Exercise task. Examine the material below and count the lines that hold the word "data". Report only the number.

Material for the task.

-- Begin --

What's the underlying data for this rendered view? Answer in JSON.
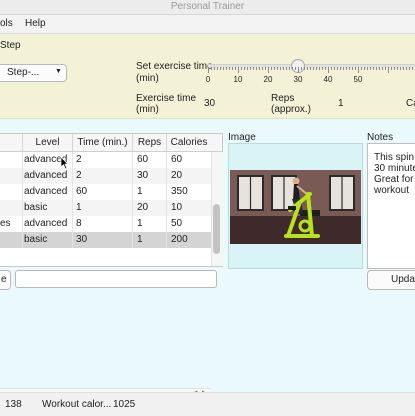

-- End --
-- Begin --

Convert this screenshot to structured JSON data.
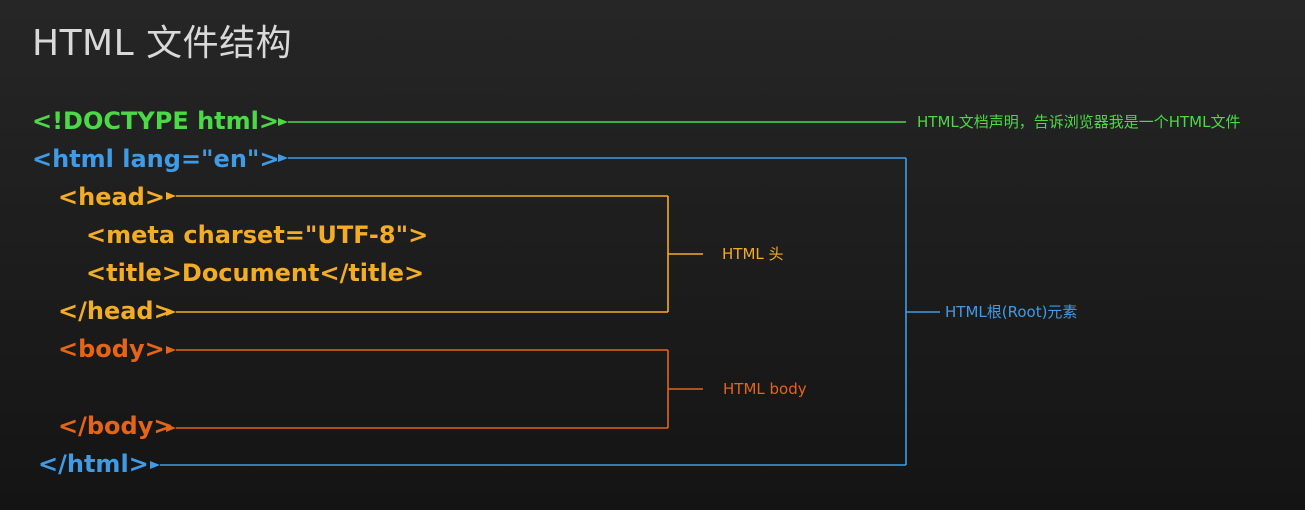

-- End --
-- Begin --

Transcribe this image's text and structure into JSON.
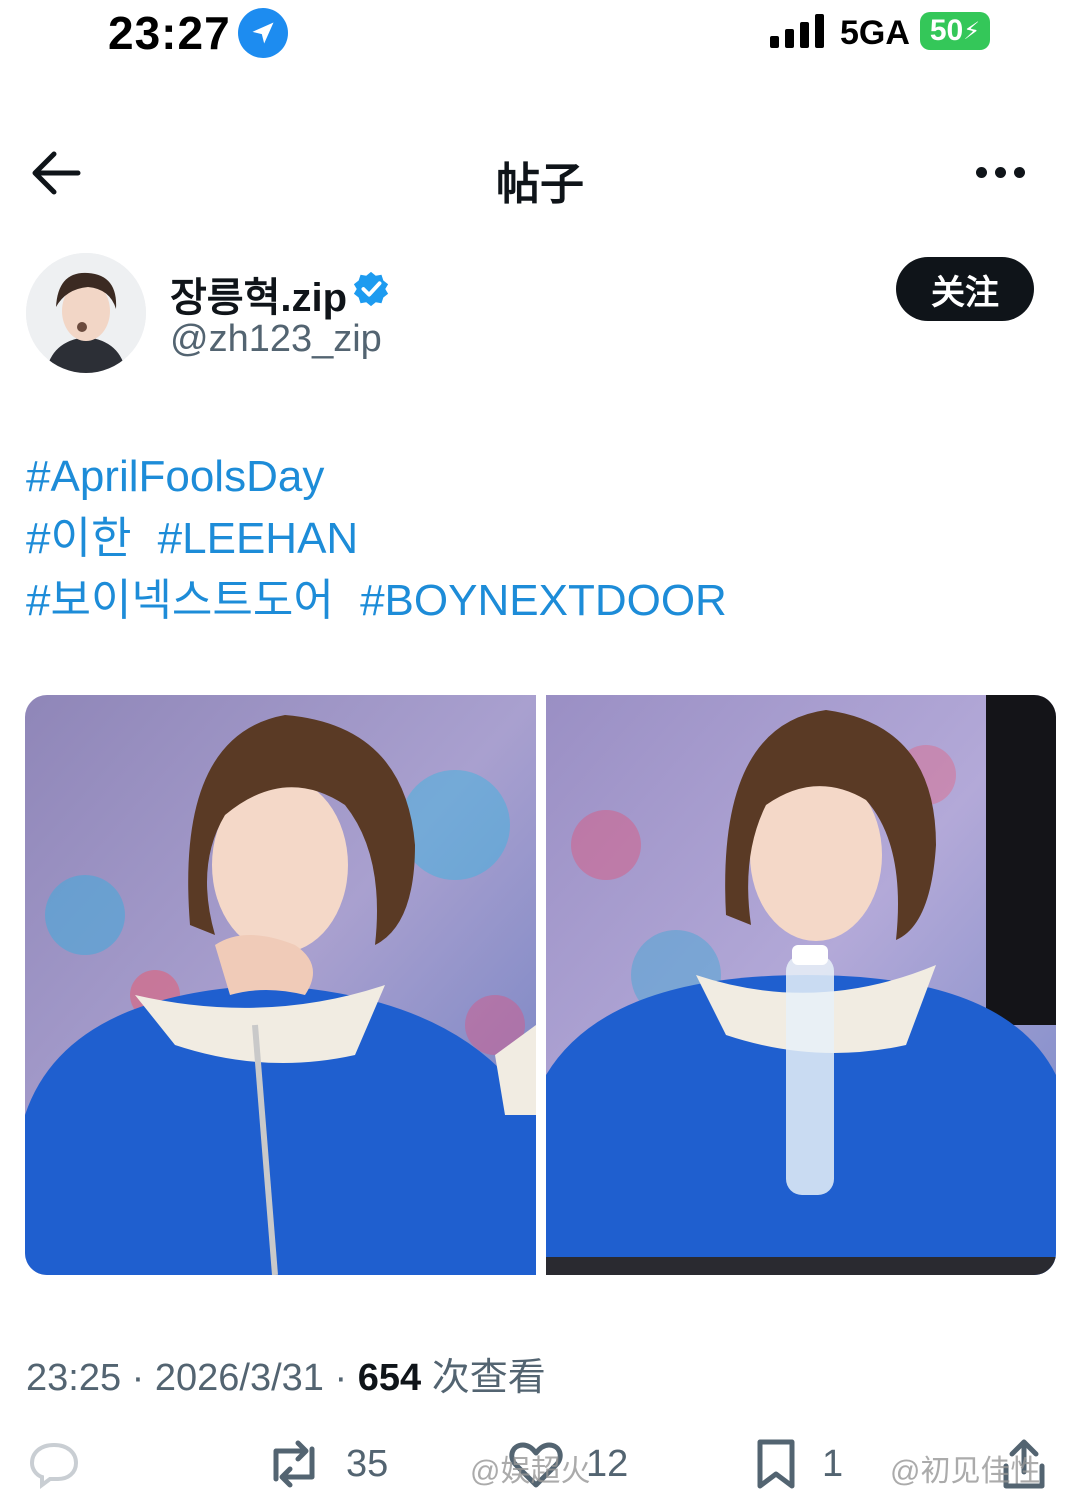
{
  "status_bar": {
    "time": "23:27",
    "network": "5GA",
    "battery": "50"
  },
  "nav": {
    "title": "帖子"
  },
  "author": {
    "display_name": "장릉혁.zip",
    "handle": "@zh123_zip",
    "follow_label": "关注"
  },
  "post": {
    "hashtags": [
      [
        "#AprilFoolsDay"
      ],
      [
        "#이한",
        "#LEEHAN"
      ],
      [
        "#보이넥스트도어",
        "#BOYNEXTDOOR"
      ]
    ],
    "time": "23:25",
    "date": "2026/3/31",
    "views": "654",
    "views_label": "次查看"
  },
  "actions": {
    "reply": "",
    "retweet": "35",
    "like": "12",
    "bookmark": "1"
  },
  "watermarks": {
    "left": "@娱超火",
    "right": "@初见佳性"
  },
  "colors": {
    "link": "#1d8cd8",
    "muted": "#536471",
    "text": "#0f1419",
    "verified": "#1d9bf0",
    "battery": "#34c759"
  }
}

-- End --

Output for this task. 2